> **Source text**:
>> BEGIN

Reflecting on my approximately thirty years of work in the organised private sector in Nigeria, one thing that is clear is how so like my previous seven years of work in the federal civil service the former was. Yes, 30 years ago, there were no senior staff retreats or strategy sessions in the federal civil service – the Buhari administration made it a thing where one of our big consulting outfits (we will return to this theme) regularly awarded it outrageous performance scores. Neither were there personnel who had clearly defined key performance indicators (KPIs) attached to their job functions. Nor was any civil servant’s pay tied to these measures of performance. Career fast-tracks for high-octane staff were unheard of. Because of this, certain “bad belle-types” continue to argue that much of the lingering underperformance of our public sector, is the consequence of these deficiencies. What is measured, is what gets done, remember? On the upside, the civil service had those examinations designed to pick over performers from middling staff as they progressed up the work ladder.
Still, I think the dominant inclination in the debates around how to raise Nigeria’s productivity is to estimate too highly the value-addition from the many sacraments that we use to distinguish work practices in the private sector from those in the public one. Take the regular strategy/management retreats, for one. I am the first to admit that these have the cadences of an evangelical Christian revival crusade to them. The most successful of the invited consultants are the equivalent of the churches’ “men of God” – imaginative, divinatory, and Mosaic when you include the tablets of mission-speak that they are duty-bound to leave behind. Nonetheless, quarter-on-quarter, after these performances, the business faithful return to their places of worship, enact the same rituals with as much intensity, and then religiously mourn their business’ continuing loss of market share and its share price’s surrender of market confidence.

>> END

> **Work instructions**:
1 > Answer from the essay on Nigerian work practices:
(a) How many years of work in the federal civil service does the writer mention?
(b) Which administration made senior staff retreats a regular practice in the federal civil service?
(c) What religious event does the writer say the regular strategy/management retreats resemble?
2 > Copy out the dataset rows from their first line through the line containing "- log-levels-dropdown[interactable]: Default", including both of those lines.

[Dataset rows]
>> BEGIN

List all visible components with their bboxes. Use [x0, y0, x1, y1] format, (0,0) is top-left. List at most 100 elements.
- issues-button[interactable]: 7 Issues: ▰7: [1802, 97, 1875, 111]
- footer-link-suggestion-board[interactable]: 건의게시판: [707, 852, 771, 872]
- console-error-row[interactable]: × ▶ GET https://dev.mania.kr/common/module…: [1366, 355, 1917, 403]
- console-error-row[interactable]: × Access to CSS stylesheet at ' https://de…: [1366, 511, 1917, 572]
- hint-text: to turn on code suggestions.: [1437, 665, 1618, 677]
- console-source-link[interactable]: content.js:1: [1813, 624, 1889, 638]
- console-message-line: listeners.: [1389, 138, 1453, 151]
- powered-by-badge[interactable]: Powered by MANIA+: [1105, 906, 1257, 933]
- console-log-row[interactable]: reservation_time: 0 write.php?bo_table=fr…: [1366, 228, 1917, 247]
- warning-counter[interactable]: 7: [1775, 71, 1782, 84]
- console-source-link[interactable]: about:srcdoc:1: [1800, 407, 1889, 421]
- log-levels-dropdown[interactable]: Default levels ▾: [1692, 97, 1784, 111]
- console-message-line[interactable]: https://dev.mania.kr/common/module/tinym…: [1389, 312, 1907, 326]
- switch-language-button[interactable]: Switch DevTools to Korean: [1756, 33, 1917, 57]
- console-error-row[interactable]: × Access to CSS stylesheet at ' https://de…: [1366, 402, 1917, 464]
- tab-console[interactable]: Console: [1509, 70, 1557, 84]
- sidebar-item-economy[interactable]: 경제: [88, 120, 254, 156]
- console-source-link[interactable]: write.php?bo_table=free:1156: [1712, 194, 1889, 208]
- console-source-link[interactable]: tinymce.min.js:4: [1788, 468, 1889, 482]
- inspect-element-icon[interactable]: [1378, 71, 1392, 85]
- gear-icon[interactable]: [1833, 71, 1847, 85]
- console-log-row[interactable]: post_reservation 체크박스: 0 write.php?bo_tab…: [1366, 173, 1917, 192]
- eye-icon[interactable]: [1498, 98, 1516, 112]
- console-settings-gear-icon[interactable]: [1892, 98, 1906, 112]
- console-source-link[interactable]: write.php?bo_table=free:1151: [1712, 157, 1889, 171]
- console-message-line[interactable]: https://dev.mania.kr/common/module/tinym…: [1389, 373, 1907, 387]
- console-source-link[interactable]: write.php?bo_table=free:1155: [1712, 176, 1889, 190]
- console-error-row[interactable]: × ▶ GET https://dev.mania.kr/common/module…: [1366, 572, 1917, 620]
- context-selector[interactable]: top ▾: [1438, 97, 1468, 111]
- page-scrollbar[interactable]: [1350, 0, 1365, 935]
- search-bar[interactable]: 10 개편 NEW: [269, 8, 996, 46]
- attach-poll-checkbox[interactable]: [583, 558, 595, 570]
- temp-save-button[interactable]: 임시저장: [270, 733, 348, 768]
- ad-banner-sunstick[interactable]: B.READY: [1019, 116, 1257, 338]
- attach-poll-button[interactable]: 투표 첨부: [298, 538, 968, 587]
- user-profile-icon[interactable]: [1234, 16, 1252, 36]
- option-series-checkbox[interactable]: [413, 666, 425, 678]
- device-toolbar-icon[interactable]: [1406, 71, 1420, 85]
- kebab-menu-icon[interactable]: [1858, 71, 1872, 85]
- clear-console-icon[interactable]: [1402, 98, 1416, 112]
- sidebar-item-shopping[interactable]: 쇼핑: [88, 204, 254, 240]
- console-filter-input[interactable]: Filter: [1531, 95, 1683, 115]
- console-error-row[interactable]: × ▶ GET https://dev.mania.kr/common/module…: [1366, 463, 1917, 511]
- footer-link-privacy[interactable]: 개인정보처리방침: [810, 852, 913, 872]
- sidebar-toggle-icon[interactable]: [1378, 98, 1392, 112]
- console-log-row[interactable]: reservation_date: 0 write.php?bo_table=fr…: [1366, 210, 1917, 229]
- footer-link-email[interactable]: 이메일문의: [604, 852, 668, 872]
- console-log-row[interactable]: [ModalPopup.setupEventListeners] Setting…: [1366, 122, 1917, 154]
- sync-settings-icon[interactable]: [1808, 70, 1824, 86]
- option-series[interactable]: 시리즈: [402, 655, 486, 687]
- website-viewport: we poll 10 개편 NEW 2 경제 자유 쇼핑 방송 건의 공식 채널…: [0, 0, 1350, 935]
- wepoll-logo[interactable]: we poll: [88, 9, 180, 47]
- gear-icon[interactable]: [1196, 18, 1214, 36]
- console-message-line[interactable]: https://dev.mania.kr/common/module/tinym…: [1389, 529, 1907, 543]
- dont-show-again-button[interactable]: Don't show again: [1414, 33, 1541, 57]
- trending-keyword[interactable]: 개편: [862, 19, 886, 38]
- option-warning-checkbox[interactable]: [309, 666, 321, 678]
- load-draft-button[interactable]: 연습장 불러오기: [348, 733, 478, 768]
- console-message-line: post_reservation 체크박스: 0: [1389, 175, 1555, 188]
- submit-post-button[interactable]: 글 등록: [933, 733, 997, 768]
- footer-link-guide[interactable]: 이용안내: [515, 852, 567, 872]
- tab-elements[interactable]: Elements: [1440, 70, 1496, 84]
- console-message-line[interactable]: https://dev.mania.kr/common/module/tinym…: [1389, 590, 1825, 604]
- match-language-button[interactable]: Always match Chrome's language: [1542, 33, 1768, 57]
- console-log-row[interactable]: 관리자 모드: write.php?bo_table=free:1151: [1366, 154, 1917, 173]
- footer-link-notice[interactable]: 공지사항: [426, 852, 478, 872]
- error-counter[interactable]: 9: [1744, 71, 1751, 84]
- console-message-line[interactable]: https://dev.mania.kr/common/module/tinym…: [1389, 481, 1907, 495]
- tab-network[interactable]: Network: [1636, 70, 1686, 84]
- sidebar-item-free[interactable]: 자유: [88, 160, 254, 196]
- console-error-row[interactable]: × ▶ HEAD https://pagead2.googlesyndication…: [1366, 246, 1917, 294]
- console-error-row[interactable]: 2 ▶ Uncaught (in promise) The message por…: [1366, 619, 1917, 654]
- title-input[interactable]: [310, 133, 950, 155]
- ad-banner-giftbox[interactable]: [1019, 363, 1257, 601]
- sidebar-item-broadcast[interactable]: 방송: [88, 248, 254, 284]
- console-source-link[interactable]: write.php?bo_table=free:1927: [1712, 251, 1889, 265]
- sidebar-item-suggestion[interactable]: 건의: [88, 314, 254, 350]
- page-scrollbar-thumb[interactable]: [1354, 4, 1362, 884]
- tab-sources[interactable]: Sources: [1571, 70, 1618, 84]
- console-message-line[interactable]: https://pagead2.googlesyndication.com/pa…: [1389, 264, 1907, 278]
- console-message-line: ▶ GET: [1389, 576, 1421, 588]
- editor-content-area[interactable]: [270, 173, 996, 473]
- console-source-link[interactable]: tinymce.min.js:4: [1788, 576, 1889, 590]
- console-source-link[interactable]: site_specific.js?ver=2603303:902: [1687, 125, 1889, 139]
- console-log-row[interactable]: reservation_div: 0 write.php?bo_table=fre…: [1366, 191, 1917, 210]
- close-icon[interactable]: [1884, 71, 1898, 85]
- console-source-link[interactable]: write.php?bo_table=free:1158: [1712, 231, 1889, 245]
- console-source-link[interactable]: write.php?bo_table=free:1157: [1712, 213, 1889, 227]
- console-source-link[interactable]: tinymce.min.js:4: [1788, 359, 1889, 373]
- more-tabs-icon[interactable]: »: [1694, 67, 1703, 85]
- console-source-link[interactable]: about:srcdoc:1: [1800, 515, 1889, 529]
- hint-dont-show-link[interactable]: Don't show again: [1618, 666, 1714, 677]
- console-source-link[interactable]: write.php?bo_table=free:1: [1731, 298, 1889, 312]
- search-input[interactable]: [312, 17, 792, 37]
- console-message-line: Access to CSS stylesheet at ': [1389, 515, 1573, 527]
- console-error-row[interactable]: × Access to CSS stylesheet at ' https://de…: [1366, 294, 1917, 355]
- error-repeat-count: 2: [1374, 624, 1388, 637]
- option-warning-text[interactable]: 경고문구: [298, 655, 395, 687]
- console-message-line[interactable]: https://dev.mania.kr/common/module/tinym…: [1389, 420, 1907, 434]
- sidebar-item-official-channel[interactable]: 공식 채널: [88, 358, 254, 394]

>> END

> **Full answers**:
1 >
(a) Seven years.
(b) The Buhari administration.
(c) An evangelical Christian revival crusade.

2 >
List all visible components with their bboxes. Use [x0, y0, x1, y1] format, (0,0) is top-left. List at most 100 elements.
- issues-button[interactable]: 7 Issues: ▰7: [1802, 97, 1875, 111]
- footer-link-suggestion-board[interactable]: 건의게시판: [707, 852, 771, 872]
- console-error-row[interactable]: × ▶ GET https://dev.mania.kr/common/module…: [1366, 355, 1917, 403]
- console-error-row[interactable]: × Access to CSS stylesheet at ' https://de…: [1366, 511, 1917, 572]
- hint-text: to turn on code suggestions.: [1437, 665, 1618, 677]
- console-source-link[interactable]: content.js:1: [1813, 624, 1889, 638]
- console-message-line: listeners.: [1389, 138, 1453, 151]
- powered-by-badge[interactable]: Powered by MANIA+: [1105, 906, 1257, 933]
- console-log-row[interactable]: reservation_time: 0 write.php?bo_table=fr…: [1366, 228, 1917, 247]
- warning-counter[interactable]: 7: [1775, 71, 1782, 84]
- console-source-link[interactable]: about:srcdoc:1: [1800, 407, 1889, 421]
- log-levels-dropdown[interactable]: Default levels ▾: [1692, 97, 1784, 111]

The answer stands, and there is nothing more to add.